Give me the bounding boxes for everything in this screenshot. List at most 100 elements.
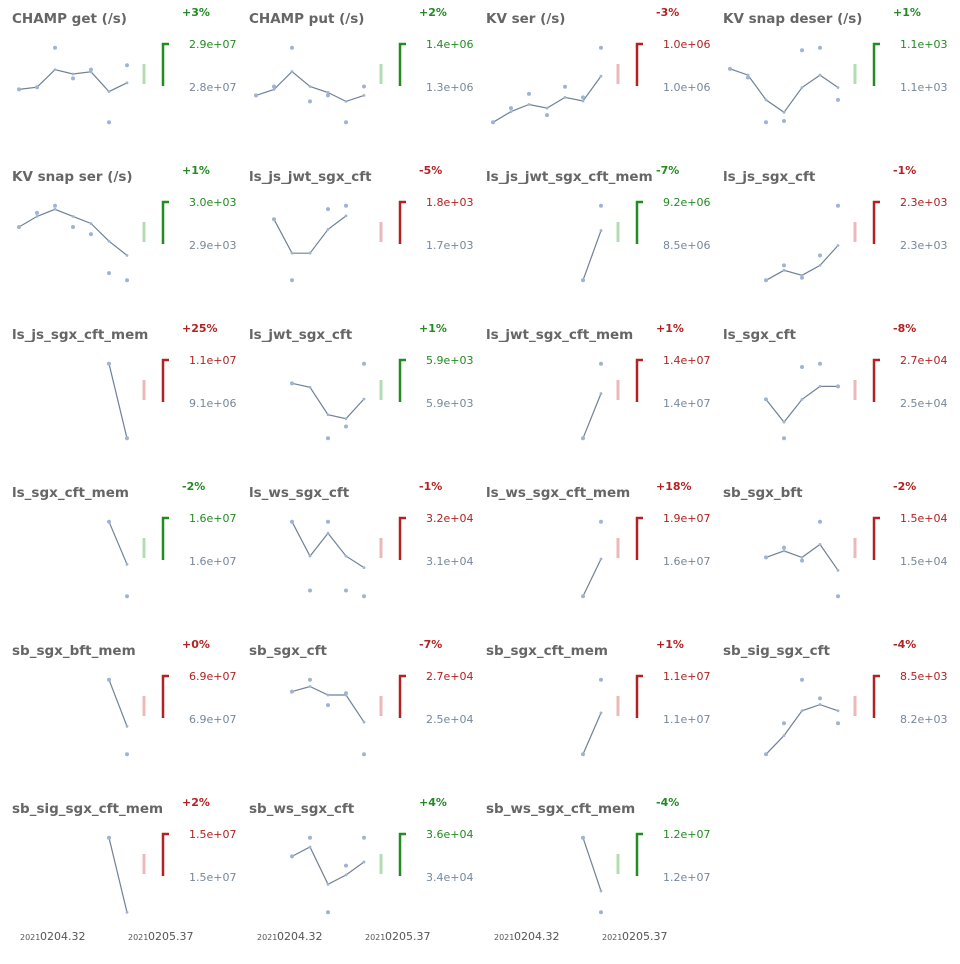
percent-change-label: +1%	[893, 6, 921, 19]
series-line	[108, 837, 128, 913]
percent-change-label: +1%	[656, 638, 684, 651]
data-point	[344, 203, 348, 208]
data-point	[836, 594, 840, 599]
x-tick-prefix: 2021	[257, 933, 277, 942]
value-top-label: 3.0e+03	[189, 196, 236, 209]
panel-title: CHAMP get (/s)	[12, 11, 127, 27]
percent-change-label: -4%	[656, 796, 679, 809]
value-bottom-label: 1.2e+07	[663, 871, 710, 884]
line-point	[818, 385, 822, 388]
line-point	[125, 724, 129, 728]
data-point	[308, 835, 312, 840]
data-point	[836, 721, 840, 726]
value-top-label: 2.3e+03	[900, 196, 947, 209]
value-bottom-label: 2.5e+04	[426, 713, 473, 726]
data-point	[782, 119, 786, 124]
change-bracket	[398, 832, 406, 876]
series-line	[273, 215, 347, 254]
data-point	[290, 278, 294, 283]
change-bracket	[161, 832, 169, 876]
value-top-label: 1.2e+07	[663, 828, 710, 841]
series-line	[291, 846, 365, 886]
data-point	[782, 721, 786, 726]
line-point	[308, 554, 312, 558]
x-tick-prefix: 2021	[365, 933, 385, 942]
data-point	[800, 558, 804, 563]
line-point	[581, 594, 585, 598]
value-top-label: 1.4e+07	[663, 354, 710, 367]
x-tick-prefix: 2021	[128, 933, 148, 942]
chart-panel: sb_sgx_cft 2.7e+04 2.5e+04 -7%	[249, 638, 473, 757]
x-tick-label: 0205.37	[148, 930, 194, 943]
percent-change-label: -2%	[893, 480, 916, 493]
data-point	[362, 752, 366, 757]
value-top-label: 6.9e+07	[189, 670, 236, 683]
percent-change-label: -8%	[893, 322, 916, 335]
line-point	[344, 693, 348, 697]
chart-panel: sb_sgx_bft_mem 6.9e+07 6.9e+07 +0%	[12, 638, 236, 757]
panel-title: ls_ws_sgx_cft	[249, 485, 350, 501]
percent-change-label: -7%	[656, 164, 679, 177]
x-tick-prefix: 2021	[20, 933, 40, 942]
line-point	[818, 73, 822, 77]
data-point	[800, 364, 804, 369]
data-point	[35, 210, 39, 215]
data-point	[308, 588, 312, 593]
chart-panel: sb_sgx_cft_mem 1.1e+07 1.1e+07 +1%	[486, 638, 710, 757]
data-point	[326, 436, 330, 441]
value-top-label: 5.9e+03	[426, 354, 473, 367]
series-line	[765, 385, 838, 424]
line-point	[362, 94, 366, 97]
panel-title: ls_js_jwt_sgx_cft	[249, 169, 372, 185]
percent-change-label: +4%	[419, 796, 447, 809]
data-point	[563, 84, 567, 89]
data-point	[107, 120, 111, 125]
line-point	[308, 685, 312, 688]
percent-change-label: +25%	[182, 322, 218, 335]
value-bottom-label: 1.5e+07	[189, 871, 236, 884]
value-top-label: 1.8e+03	[426, 196, 473, 209]
value-bottom-label: 5.9e+03	[426, 397, 473, 410]
panel-title: KV snap ser (/s)	[12, 169, 133, 185]
panel-title: sb_sig_sgx_cft	[723, 643, 831, 659]
line-point	[545, 106, 549, 110]
line-point	[599, 74, 603, 78]
change-bracket	[872, 358, 880, 402]
chart-panel: KV ser (/s) 1.0e+06 1.0e+06 -3%	[486, 6, 710, 125]
line-point	[344, 417, 348, 421]
panel-title: KV snap deser (/s)	[723, 11, 862, 27]
line-point	[344, 100, 348, 103]
line-point	[764, 555, 768, 559]
data-point	[818, 45, 822, 50]
line-point	[581, 99, 585, 103]
change-bracket	[635, 358, 643, 402]
line-point	[362, 860, 366, 864]
chart-panel: KV snap ser (/s) 3.0e+03 2.9e+03 +1%	[12, 164, 236, 283]
change-bracket	[398, 358, 406, 402]
line-point	[728, 67, 732, 71]
data-point	[782, 545, 786, 550]
series-line	[108, 363, 128, 439]
data-point	[509, 106, 513, 111]
chart-panel: ls_ws_sgx_cft 3.2e+04 3.1e+04 -1%	[249, 480, 473, 599]
series-line	[291, 521, 365, 569]
value-top-label: 1.5e+07	[189, 828, 236, 841]
series-line	[582, 230, 602, 281]
data-point	[362, 361, 366, 366]
line-point	[107, 678, 111, 682]
value-top-label: 1.6e+07	[189, 512, 236, 525]
line-point	[599, 392, 603, 395]
percent-change-label: -7%	[419, 638, 442, 651]
data-point	[326, 207, 330, 212]
line-point	[71, 214, 75, 218]
value-top-label: 2.7e+04	[900, 354, 947, 367]
line-point	[308, 85, 312, 88]
line-point	[599, 229, 603, 232]
line-point	[107, 239, 111, 243]
data-point	[746, 75, 750, 80]
series-line	[582, 393, 602, 439]
data-point	[272, 84, 276, 89]
line-point	[290, 70, 294, 73]
value-top-label: 1.1e+07	[663, 670, 710, 683]
line-point	[35, 214, 39, 218]
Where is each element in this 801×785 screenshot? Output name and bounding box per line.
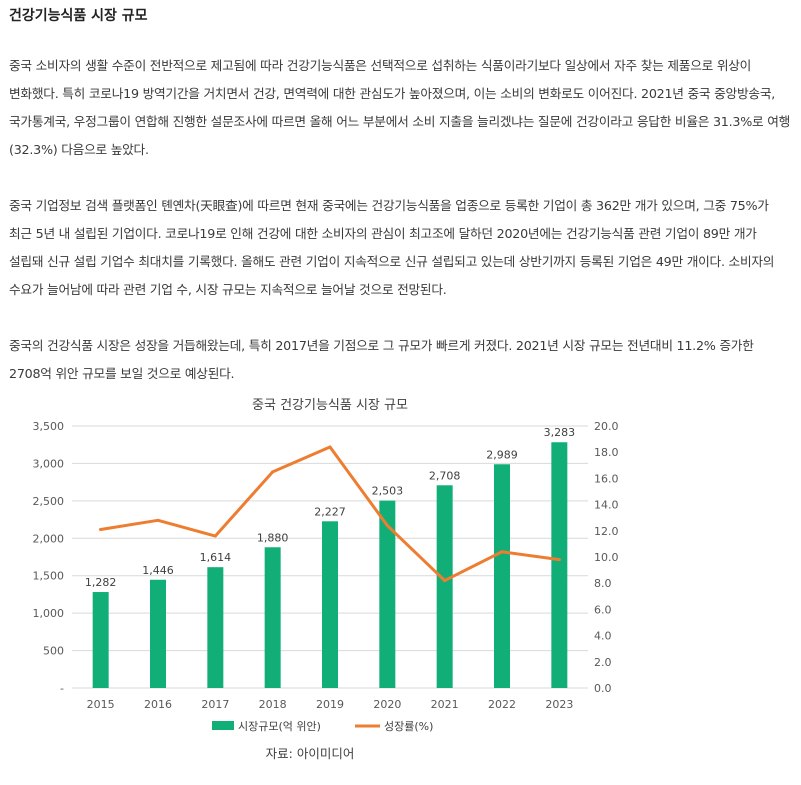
x-axis-tick-label: 2016 [144, 698, 172, 711]
bar [551, 442, 568, 688]
bar [207, 567, 224, 688]
left-axis-tick-label: - [60, 682, 64, 695]
market-size-chart: 중국 건강기능식품 시장 규모 - 500 1,000 1,500 2,000 2,500 3… [33, 398, 619, 761]
x-axis-tick-label: 2023 [545, 698, 573, 711]
growth-rate-point [271, 470, 275, 474]
right-axis-tick-label: 16.0 [594, 472, 619, 485]
bar [92, 592, 109, 688]
left-axis-tick-label: 3,000 [33, 457, 65, 470]
bar-data-label: 2,503 [372, 485, 404, 498]
growth-rate-point [443, 579, 447, 583]
right-axis-tick-label: 14.0 [594, 499, 619, 512]
bar [264, 547, 281, 688]
bar [494, 464, 510, 688]
bar [322, 521, 338, 688]
x-axis-tick-label: 2017 [201, 698, 229, 711]
bar-data-label: 1,880 [257, 531, 289, 544]
chart-source: 자료: 아이미디어 [266, 746, 355, 761]
bar-data-label: 2,227 [314, 505, 346, 518]
bar-data-label: 2,708 [429, 469, 461, 482]
x-axis-tick-label: 2019 [316, 698, 344, 711]
bar [436, 485, 453, 688]
growth-rate-point [328, 445, 332, 449]
right-axis-tick-label: 20.0 [594, 420, 619, 433]
section-heading: 건강기능식품 시장 규모 [9, 8, 148, 24]
right-axis-tick-label: 18.0 [594, 446, 619, 459]
x-axis-tick-label: 2015 [87, 698, 115, 711]
article: 건강기능식품 시장 규모 중국 소비자의 생활 수준이 전반적으로 제고됨에 따… [9, 0, 793, 388]
bar-data-label: 1,282 [85, 576, 117, 589]
growth-rate-point [385, 524, 389, 528]
left-axis-tick-label: 2,500 [33, 495, 65, 508]
left-axis-tick-label: 3,500 [33, 420, 65, 433]
growth-rate-point [156, 518, 160, 522]
growth-rate-point [213, 534, 217, 538]
chart-title: 중국 건강기능식품 시장 규모 [252, 398, 408, 413]
bar [150, 579, 166, 688]
right-axis-tick-label: 8.0 [594, 577, 612, 590]
bar-data-label: 1,446 [142, 564, 174, 577]
right-axis-tick-label: 2.0 [594, 656, 612, 669]
left-axis-tick-label: 1,500 [33, 570, 65, 583]
growth-rate-point [500, 550, 504, 554]
right-axis-tick-label: 0.0 [594, 682, 612, 695]
right-axis-tick-label: 10.0 [594, 551, 619, 564]
right-axis-tick-label: 6.0 [594, 603, 612, 616]
paragraph-company-count: 중국 기업정보 검색 플랫폼인 톈옌차(天眼查)에 따르면 현재 중국에는 건강… [9, 198, 775, 297]
bar [379, 500, 396, 688]
x-axis-tick-label: 2020 [373, 698, 401, 711]
x-axis-tick-label: 2021 [431, 698, 459, 711]
growth-rate-point [99, 527, 103, 531]
bar-data-label: 3,283 [544, 426, 576, 439]
left-axis-tick-label: 1,000 [33, 607, 65, 620]
legend-bar-label: 시장규모(억 위안) [238, 720, 321, 733]
market-size-chart-container: 중국 건강기능식품 시장 규모 - 500 1,000 1,500 2,000 2,500 3… [0, 388, 801, 781]
paragraph-market-size: 중국의 건강식품 시장은 성장을 거듭해왔는데, 특히 2017년을 기점으로 … [9, 338, 754, 381]
left-axis-tick-label: 2,000 [33, 532, 65, 545]
bar-data-label: 1,614 [200, 551, 232, 564]
paragraph-consumer-trend: 중국 소비자의 생활 수준이 전반적으로 제고됨에 따라 건강기능식품은 선택적… [9, 58, 791, 157]
right-axis-tick-label: 4.0 [594, 630, 612, 643]
right-axis-tick-label: 12.0 [594, 525, 619, 538]
x-axis-tick-label: 2022 [488, 698, 516, 711]
legend-bar-swatch [212, 721, 234, 730]
x-axis-tick-label: 2018 [259, 698, 287, 711]
bar-data-label: 2,989 [486, 448, 518, 461]
legend-line-label: 성장률(%) [384, 720, 433, 733]
growth-rate-point [557, 558, 561, 562]
left-axis-tick-label: 500 [43, 645, 64, 658]
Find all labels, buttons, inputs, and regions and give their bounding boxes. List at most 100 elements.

★ ★ ★ ★

(WRITTEN EXERCISE) Please rewrite the records from the line with "x-axis-tick-label: 2016 [144, 698, 172, 711]" up to and including the line with "bar [322, 521, 338, 688]", changing "growth-rate-point" to "growth-rate-marker" and leaving everything else untouched.

(WRITTEN RESPONSE)
x-axis-tick-label: 2016 [144, 698, 172, 711]
bar [551, 442, 568, 688]
bar [207, 567, 224, 688]
left-axis-tick-label: - [60, 682, 64, 695]
market-size-chart: 중국 건강기능식품 시장 규모 - 500 1,000 1,500 2,000 2,500 3… [33, 398, 619, 761]
x-axis-tick-label: 2023 [545, 698, 573, 711]
growth-rate-marker [271, 470, 275, 474]
right-axis-tick-label: 16.0 [594, 472, 619, 485]
bar [92, 592, 109, 688]
left-axis-tick-label: 3,000 [33, 457, 65, 470]
bar-data-label: 2,503 [372, 485, 404, 498]
growth-rate-marker [443, 579, 447, 583]
right-axis-tick-label: 14.0 [594, 499, 619, 512]
bar [264, 547, 281, 688]
bar [494, 464, 510, 688]
bar [322, 521, 338, 688]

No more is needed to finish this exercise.